Composer Giancarlo Vulcano on 30 Rock Music & The Pursuit of Imperfection
BED-STUY, BROOKLYN: TV and film score composers will often talk about their musical scores as characters in the advancing plot. But it’s rare that audiences experience the score on that level – especially on television and maybe most of all, on television sitcoms. Unless, of course, you’re talking about 30 Rock.
30 Rock’s sophisticated jazz and musical theater-inspired soundtrack makes the show’s ridiculous that much more ridiculous and its heart that much more endearing. Since the first season in 2006, Brooklyn-based composer and guitarist Giancarlo Vulcano has worked on the music with 30 Rock composer and executive producer, Jeff Richmond.
With Vulcano playing the guitar family of instruments, and Richmond on saxophone, clarinet and keyboards, the two create and perform most of each season’s music episode-by-episode, on a weekly basis, between their studios at home and at Silvercup in Long Island City.
Though by now they have an enormous library of 30 Rock cues, they write each score from scratch, very often the weekend before it airs. They mix it on a Tuesday or Wednesday and the episode airs on Thursday.
Heading into the seventh and final season, which premiers tonight, we spoke to Vulcano about his role on the show, the musical production process, his career path, and so many other interesting things!
Vulcano welcomed us into his compact Bed-Stuy home studio, which is as distilled and unassuming as the musician himself – equipped with just the select essentials: a Mac Pro running Logic, Universal Audio Apollo, Focusrite OctoPre and a single Soundelux microphone.
Tell us about your studio – and how it’s setup for your work on 30 Rock?
Well, we wanted to have the same main gear all over the city: for Jeff Richmond at his home studio, me at mine, our rigs at Silvercup, and even portably – we mix at another facility – Sync Sound on 56th Street. We’re always working on music, and no matter where we are, we have to be able to pull it up.
When the UA Apollo came out, I thought it looked like it might be more inspiring [than what we’d been working with] – the preamps are better, the plug-ins are great. So now we have the Apollos and we can just plug in the same headphones wherever we are, and we’re listening to the same thing.

**Supplied data:**
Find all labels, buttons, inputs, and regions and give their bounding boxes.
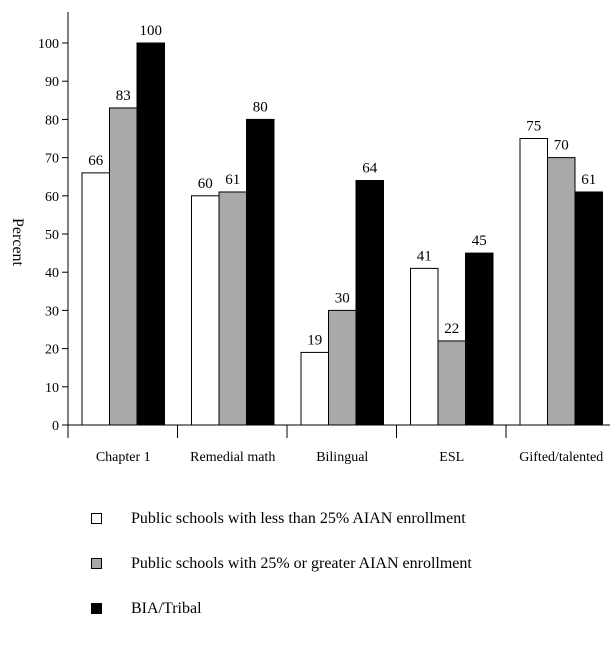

**Short problem:**
Please reproduce, word for word, the stretch of the 30 Rock music interview above starting with "With Vulcano playing" and going on through "other interesting things!".

**Solution:**
With Vulcano playing the guitar family of instruments, and Richmond on saxophone, clarinet and keyboards, the two create and perform most of each season’s music episode-by-episode, on a weekly basis, between their studios at home and at Silvercup in Long Island City.
Though by now they have an enormous library of 30 Rock cues, they write each score from scratch, very often the weekend before it airs. They mix it on a Tuesday or Wednesday and the episode airs on Thursday.
Heading into the seventh and final season, which premiers tonight, we spoke to Vulcano about his role on the show, the musical production process, his career path, and so many other interesting things!